● CHALLENGE:
An exact copy of the records is required, minus the pictures they hold.

● INPUT DATA:
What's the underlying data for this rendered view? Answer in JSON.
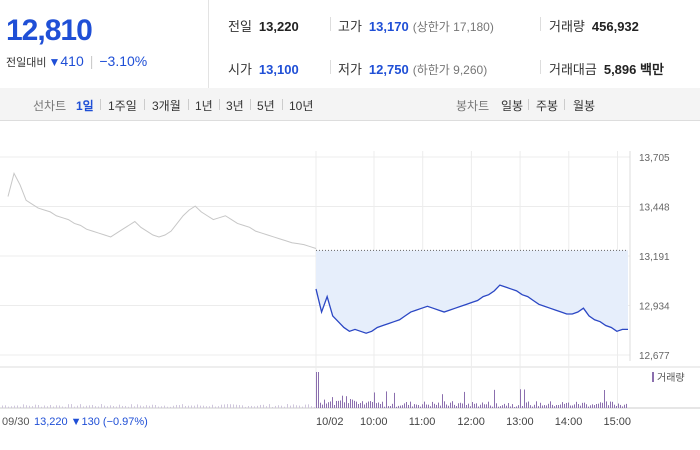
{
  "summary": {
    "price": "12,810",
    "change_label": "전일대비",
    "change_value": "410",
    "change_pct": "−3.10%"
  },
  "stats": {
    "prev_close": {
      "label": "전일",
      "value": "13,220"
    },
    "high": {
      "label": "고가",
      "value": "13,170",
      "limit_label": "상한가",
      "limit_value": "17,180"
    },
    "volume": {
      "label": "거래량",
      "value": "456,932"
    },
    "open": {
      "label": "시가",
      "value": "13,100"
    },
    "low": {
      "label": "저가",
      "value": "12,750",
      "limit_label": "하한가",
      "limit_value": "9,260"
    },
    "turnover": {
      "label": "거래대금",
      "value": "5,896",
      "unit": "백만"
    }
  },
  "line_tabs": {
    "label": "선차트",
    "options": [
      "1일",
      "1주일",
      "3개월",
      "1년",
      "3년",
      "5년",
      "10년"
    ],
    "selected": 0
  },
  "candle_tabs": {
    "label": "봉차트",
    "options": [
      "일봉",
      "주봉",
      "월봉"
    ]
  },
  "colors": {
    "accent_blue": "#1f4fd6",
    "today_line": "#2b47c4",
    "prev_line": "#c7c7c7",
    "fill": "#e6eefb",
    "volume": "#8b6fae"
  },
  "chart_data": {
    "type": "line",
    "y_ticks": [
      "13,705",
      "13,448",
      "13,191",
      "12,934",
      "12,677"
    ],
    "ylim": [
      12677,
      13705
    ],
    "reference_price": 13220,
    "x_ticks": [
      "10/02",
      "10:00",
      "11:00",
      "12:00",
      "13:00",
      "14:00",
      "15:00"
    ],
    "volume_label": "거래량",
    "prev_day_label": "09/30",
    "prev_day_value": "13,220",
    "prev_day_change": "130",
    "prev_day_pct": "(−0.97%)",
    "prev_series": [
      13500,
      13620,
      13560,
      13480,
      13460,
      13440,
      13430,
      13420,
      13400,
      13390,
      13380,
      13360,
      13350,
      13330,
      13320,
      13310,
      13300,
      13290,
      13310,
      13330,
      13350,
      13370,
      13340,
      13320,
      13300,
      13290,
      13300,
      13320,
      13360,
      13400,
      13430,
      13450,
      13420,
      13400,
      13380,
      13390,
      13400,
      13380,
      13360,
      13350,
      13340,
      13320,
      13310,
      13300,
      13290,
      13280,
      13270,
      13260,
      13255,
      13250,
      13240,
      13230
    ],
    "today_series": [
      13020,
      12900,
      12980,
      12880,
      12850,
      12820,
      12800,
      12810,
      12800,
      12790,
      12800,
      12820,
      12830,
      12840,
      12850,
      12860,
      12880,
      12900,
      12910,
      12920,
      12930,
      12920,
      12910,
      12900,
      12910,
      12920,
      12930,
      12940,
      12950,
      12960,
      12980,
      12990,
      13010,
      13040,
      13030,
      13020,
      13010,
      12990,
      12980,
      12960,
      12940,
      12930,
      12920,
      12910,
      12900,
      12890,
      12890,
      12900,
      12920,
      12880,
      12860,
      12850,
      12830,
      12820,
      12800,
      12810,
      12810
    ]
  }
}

● PROBLEM SOLUTION:
What's the underlying data for this rendered view? Answer in JSON.
{
  "summary": {
    "price": "12,810",
    "change_label": "전일대비",
    "change_value": "410",
    "change_pct": "−3.10%"
  },
  "stats": {
    "prev_close": {
      "label": "전일",
      "value": "13,220"
    },
    "high": {
      "label": "고가",
      "value": "13,170",
      "limit_label": "상한가",
      "limit_value": "17,180"
    },
    "volume": {
      "label": "거래량",
      "value": "456,932"
    },
    "open": {
      "label": "시가",
      "value": "13,100"
    },
    "low": {
      "label": "저가",
      "value": "12,750",
      "limit_label": "하한가",
      "limit_value": "9,260"
    },
    "turnover": {
      "label": "거래대금",
      "value": "5,896",
      "unit": "백만"
    }
  },
  "line_tabs": {
    "label": "선차트",
    "options": [
      "1일",
      "1주일",
      "3개월",
      "1년",
      "3년",
      "5년",
      "10년"
    ],
    "selected": 0
  },
  "candle_tabs": {
    "label": "봉차트",
    "options": [
      "일봉",
      "주봉",
      "월봉"
    ]
  },
  "colors": {
    "accent_blue": "#1f4fd6",
    "today_line": "#2b47c4",
    "prev_line": "#c7c7c7",
    "fill": "#e6eefb",
    "volume": "#8b6fae"
  },
  "chart_data": {
    "type": "line",
    "y_ticks": [
      "13,705",
      "13,448",
      "13,191",
      "12,934",
      "12,677"
    ],
    "ylim": [
      12677,
      13705
    ],
    "reference_price": 13220,
    "x_ticks": [
      "10/02",
      "10:00",
      "11:00",
      "12:00",
      "13:00",
      "14:00",
      "15:00"
    ],
    "volume_label": "거래량",
    "prev_day_label": "09/30",
    "prev_day_value": "13,220",
    "prev_day_change": "130",
    "prev_day_pct": "(−0.97%)",
    "prev_series": [
      13500,
      13620,
      13560,
      13480,
      13460,
      13440,
      13430,
      13420,
      13400,
      13390,
      13380,
      13360,
      13350,
      13330,
      13320,
      13310,
      13300,
      13290,
      13310,
      13330,
      13350,
      13370,
      13340,
      13320,
      13300,
      13290,
      13300,
      13320,
      13360,
      13400,
      13430,
      13450,
      13420,
      13400,
      13380,
      13390,
      13400,
      13380,
      13360,
      13350,
      13340,
      13320,
      13310,
      13300,
      13290,
      13280,
      13270,
      13260,
      13255,
      13250,
      13240,
      13230
    ],
    "today_series": [
      13020,
      12900,
      12980,
      12880,
      12850,
      12820,
      12800,
      12810,
      12800,
      12790,
      12800,
      12820,
      12830,
      12840,
      12850,
      12860,
      12880,
      12900,
      12910,
      12920,
      12930,
      12920,
      12910,
      12900,
      12910,
      12920,
      12930,
      12940,
      12950,
      12960,
      12980,
      12990,
      13010,
      13040,
      13030,
      13020,
      13010,
      12990,
      12980,
      12960,
      12940,
      12930,
      12920,
      12910,
      12900,
      12890,
      12890,
      12900,
      12920,
      12880,
      12860,
      12850,
      12830,
      12820,
      12800,
      12810,
      12810
    ]
  }
}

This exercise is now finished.